** Problem **
Output every entry exactly as written, but omit the pictures.

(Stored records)
"""

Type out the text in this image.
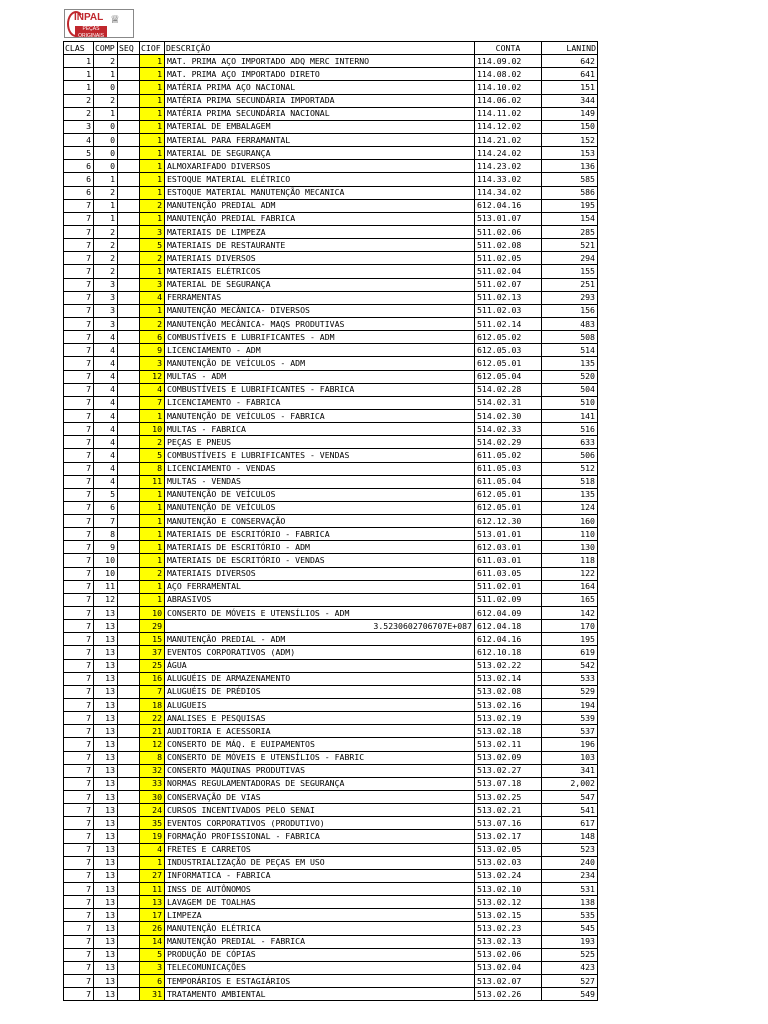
INPAL
PEÇAS ORIGINAIS
♕
CLAS	COMP	SEQ	CIOF	DESCRIÇÃO	CONTA	LANIND
1	2		1	MAT. PRIMA AÇO IMPORTADO ADQ MERC INTERNO	114.09.02	642
1	1		1	MAT. PRIMA AÇO IMPORTADO DIRETO	114.08.02	641
1	0		1	MATÉRIA PRIMA AÇO NACIONAL	114.10.02	151
2	2		1	MATÉRIA PRIMA SECUNDÁRIA IMPORTADA	114.06.02	344
2	1		1	MATÉRIA PRIMA SECUNDÁRIA NACIONAL	114.11.02	149
3	0		1	MATERIAL DE EMBALAGEM	114.12.02	150
4	0		1	MATERIAL PARA FERRAMANTAL	114.21.02	152
5	0		1	MATERIAL DE SEGURANÇA	114.24.02	153
6	0		1	ALMOXARIFADO DIVERSOS	114.23.02	136
6	1		1	ESTOQUE MATERIAL ELÉTRICO	114.33.02	585
6	2		1	ESTOQUE MATERIAL MANUTENÇÃO MECANICA	114.34.02	586
7	1		2	MANUTENÇÃO PREDIAL ADM	612.04.16	195
7	1		1	MANUTENÇÃO PREDIAL FABRICA	513.01.07	154
7	2		3	MATERIAIS DE LIMPEZA	511.02.06	285
7	2		5	MATERIAIS DE RESTAURANTE	511.02.08	521
7	2		2	MATERIAIS DIVERSOS	511.02.05	294
7	2		1	MATERIAIS ELÉTRICOS	511.02.04	155
7	3		3	MATERIAL DE SEGURANÇA	511.02.07	251
7	3		4	FERRAMENTAS	511.02.13	293
7	3		1	MANUTENÇÃO MECÂNICA- DIVERSOS	511.02.03	156
7	3		2	MANUTENÇÃO MECÂNICA- MAQS PRODUTIVAS	511.02.14	483
7	4		6	COMBUSTÍVEIS E LUBRIFICANTES - ADM	612.05.02	508
7	4		9	LICENCIAMENTO - ADM	612.05.03	514
7	4		3	MANUTENÇÃO DE VEÍCULOS - ADM	612.05.01	135
7	4		12	MULTAS - ADM	612.05.04	520
7	4		4	COMBUSTÍVEIS E LUBRIFICANTES - FABRICA	514.02.28	504
7	4		7	LICENCIAMENTO - FABRICA	514.02.31	510
7	4		1	MANUTENÇÃO DE VEÍCULOS - FABRICA	514.02.30	141
7	4		10	MULTAS - FABRICA	514.02.33	516
7	4		2	PEÇAS E PNEUS	514.02.29	633
7	4		5	COMBUSTÍVEIS E LUBRIFICANTES - VENDAS	611.05.02	506
7	4		8	LICENCIAMENTO - VENDAS	611.05.03	512
7	4		11	MULTAS - VENDAS	611.05.04	518
7	5		1	MANUTENÇÃO DE VEÍCULOS	612.05.01	135
7	6		1	MANUTENÇÃO DE VEÍCULOS	612.05.01	124
7	7		1	MANUTENÇÃO E CONSERVAÇÃO	612.12.30	160
7	8		1	MATERIAIS DE ESCRITÓRIO - FABRICA	513.01.01	110
7	9		1	MATERIAIS DE ESCRITÓRIO - ADM	612.03.01	130
7	10		1	MATERIAIS DE ESCRITÓRIO - VENDAS	611.03.01	118
7	10		2	MATERIAIS DIVERSOS	611.03.05	122
7	11		1	AÇO FERRAMENTAL	511.02.01	164
7	12		1	ABRASIVOS	511.02.09	165
7	13		10	CONSERTO DE MÓVEIS E UTENSÍLIOS - ADM	612.04.09	142
7	13		29	3.5230602706707E+087	612.04.18	170
7	13		15	MANUTENÇÃO PREDIAL - ADM	612.04.16	195
7	13		37	EVENTOS CORPORATIVOS (ADM)	612.10.18	619
7	13		25	ÁGUA	513.02.22	542
7	13		16	ALUGUÉIS DE ARMAZENAMENTO	513.02.14	533
7	13		7	ALUGUÉIS DE PRÉDIOS	513.02.08	529
7	13		18	ALUGUEIS	513.02.16	194
7	13		22	ANALISES E PESQUISAS	513.02.19	539
7	13		21	AUDITORIA E ACESSORIA	513.02.18	537
7	13		12	CONSERTO DE MÁQ. E EUIPAMENTOS	513.02.11	196
7	13		8	CONSERTO DE MÓVEIS E UTENSÍLIOS - FABRIC	513.02.09	103
7	13		32	CONSERTO MÁQUINAS PRODUTIVAS	513.02.27	341
7	13		33	NORMAS REGULAMENTADORAS DE SEGURANÇA	513.07.18	2,002
7	13		30	CONSERVAÇÃO DE VIAS	513.02.25	547
7	13		24	CURSOS INCENTIVADOS PELO SENAI	513.02.21	541
7	13		35	EVENTOS CORPORATIVOS (PRODUTIVO)	513.07.16	617
7	13		19	FORMAÇÃO PROFISSIONAL - FABRICA	513.02.17	148
7	13		4	FRETES E CARRETOS	513.02.05	523
7	13		1	INDUSTRIALIZAÇÃO DE PEÇAS EM USO	513.02.03	240
7	13		27	INFORMATICA - FABRICA	513.02.24	234
7	13		11	INSS DE AUTÔNOMOS	513.02.10	531
7	13		13	LAVAGEM DE TOALHAS	513.02.12	138
7	13		17	LIMPEZA	513.02.15	535
7	13		26	MANUTENÇÃO ELÉTRICA	513.02.23	545
7	13		14	MANUTENÇÃO PREDIAL - FABRICA	513.02.13	193
7	13		5	PRODUÇÃO DE CÓPIAS	513.02.06	525
7	13		3	TELECOMUNICAÇÕES	513.02.04	423
7	13		6	TEMPORÁRIOS E ESTAGIÁRIOS	513.02.07	527
7	13		31	TRATAMENTO AMBIENTAL	513.02.26	549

"""

** Exercise solution **
Type out the text in this image.
INPAL
PEÇAS ORIGINAIS
♕
CLAS	COMP	SEQ	CIOF	DESCRIÇÃO	CONTA	LANIND
1	2		1	MAT. PRIMA AÇO IMPORTADO ADQ MERC INTERNO	114.09.02	642
1	1		1	MAT. PRIMA AÇO IMPORTADO DIRETO	114.08.02	641
1	0		1	MATÉRIA PRIMA AÇO NACIONAL	114.10.02	151
2	2		1	MATÉRIA PRIMA SECUNDÁRIA IMPORTADA	114.06.02	344
2	1		1	MATÉRIA PRIMA SECUNDÁRIA NACIONAL	114.11.02	149
3	0		1	MATERIAL DE EMBALAGEM	114.12.02	150
4	0		1	MATERIAL PARA FERRAMANTAL	114.21.02	152
5	0		1	MATERIAL DE SEGURANÇA	114.24.02	153
6	0		1	ALMOXARIFADO DIVERSOS	114.23.02	136
6	1		1	ESTOQUE MATERIAL ELÉTRICO	114.33.02	585
6	2		1	ESTOQUE MATERIAL MANUTENÇÃO MECANICA	114.34.02	586
7	1		2	MANUTENÇÃO PREDIAL ADM	612.04.16	195
7	1		1	MANUTENÇÃO PREDIAL FABRICA	513.01.07	154
7	2		3	MATERIAIS DE LIMPEZA	511.02.06	285
7	2		5	MATERIAIS DE RESTAURANTE	511.02.08	521
7	2		2	MATERIAIS DIVERSOS	511.02.05	294
7	2		1	MATERIAIS ELÉTRICOS	511.02.04	155
7	3		3	MATERIAL DE SEGURANÇA	511.02.07	251
7	3		4	FERRAMENTAS	511.02.13	293
7	3		1	MANUTENÇÃO MECÂNICA- DIVERSOS	511.02.03	156
7	3		2	MANUTENÇÃO MECÂNICA- MAQS PRODUTIVAS	511.02.14	483
7	4		6	COMBUSTÍVEIS E LUBRIFICANTES - ADM	612.05.02	508
7	4		9	LICENCIAMENTO - ADM	612.05.03	514
7	4		3	MANUTENÇÃO DE VEÍCULOS - ADM	612.05.01	135
7	4		12	MULTAS - ADM	612.05.04	520
7	4		4	COMBUSTÍVEIS E LUBRIFICANTES - FABRICA	514.02.28	504
7	4		7	LICENCIAMENTO - FABRICA	514.02.31	510
7	4		1	MANUTENÇÃO DE VEÍCULOS - FABRICA	514.02.30	141
7	4		10	MULTAS - FABRICA	514.02.33	516
7	4		2	PEÇAS E PNEUS	514.02.29	633
7	4		5	COMBUSTÍVEIS E LUBRIFICANTES - VENDAS	611.05.02	506
7	4		8	LICENCIAMENTO - VENDAS	611.05.03	512
7	4		11	MULTAS - VENDAS	611.05.04	518
7	5		1	MANUTENÇÃO DE VEÍCULOS	612.05.01	135
7	6		1	MANUTENÇÃO DE VEÍCULOS	612.05.01	124
7	7		1	MANUTENÇÃO E CONSERVAÇÃO	612.12.30	160
7	8		1	MATERIAIS DE ESCRITÓRIO - FABRICA	513.01.01	110
7	9		1	MATERIAIS DE ESCRITÓRIO - ADM	612.03.01	130
7	10		1	MATERIAIS DE ESCRITÓRIO - VENDAS	611.03.01	118
7	10		2	MATERIAIS DIVERSOS	611.03.05	122
7	11		1	AÇO FERRAMENTAL	511.02.01	164
7	12		1	ABRASIVOS	511.02.09	165
7	13		10	CONSERTO DE MÓVEIS E UTENSÍLIOS - ADM	612.04.09	142
7	13		29	3.5230602706707E+087	612.04.18	170
7	13		15	MANUTENÇÃO PREDIAL - ADM	612.04.16	195
7	13		37	EVENTOS CORPORATIVOS (ADM)	612.10.18	619
7	13		25	ÁGUA	513.02.22	542
7	13		16	ALUGUÉIS DE ARMAZENAMENTO	513.02.14	533
7	13		7	ALUGUÉIS DE PRÉDIOS	513.02.08	529
7	13		18	ALUGUEIS	513.02.16	194
7	13		22	ANALISES E PESQUISAS	513.02.19	539
7	13		21	AUDITORIA E ACESSORIA	513.02.18	537
7	13		12	CONSERTO DE MÁQ. E EUIPAMENTOS	513.02.11	196
7	13		8	CONSERTO DE MÓVEIS E UTENSÍLIOS - FABRIC	513.02.09	103
7	13		32	CONSERTO MÁQUINAS PRODUTIVAS	513.02.27	341
7	13		33	NORMAS REGULAMENTADORAS DE SEGURANÇA	513.07.18	2,002
7	13		30	CONSERVAÇÃO DE VIAS	513.02.25	547
7	13		24	CURSOS INCENTIVADOS PELO SENAI	513.02.21	541
7	13		35	EVENTOS CORPORATIVOS (PRODUTIVO)	513.07.16	617
7	13		19	FORMAÇÃO PROFISSIONAL - FABRICA	513.02.17	148
7	13		4	FRETES E CARRETOS	513.02.05	523
7	13		1	INDUSTRIALIZAÇÃO DE PEÇAS EM USO	513.02.03	240
7	13		27	INFORMATICA - FABRICA	513.02.24	234
7	13		11	INSS DE AUTÔNOMOS	513.02.10	531
7	13		13	LAVAGEM DE TOALHAS	513.02.12	138
7	13		17	LIMPEZA	513.02.15	535
7	13		26	MANUTENÇÃO ELÉTRICA	513.02.23	545
7	13		14	MANUTENÇÃO PREDIAL - FABRICA	513.02.13	193
7	13		5	PRODUÇÃO DE CÓPIAS	513.02.06	525
7	13		3	TELECOMUNICAÇÕES	513.02.04	423
7	13		6	TEMPORÁRIOS E ESTAGIÁRIOS	513.02.07	527
7	13		31	TRATAMENTO AMBIENTAL	513.02.26	549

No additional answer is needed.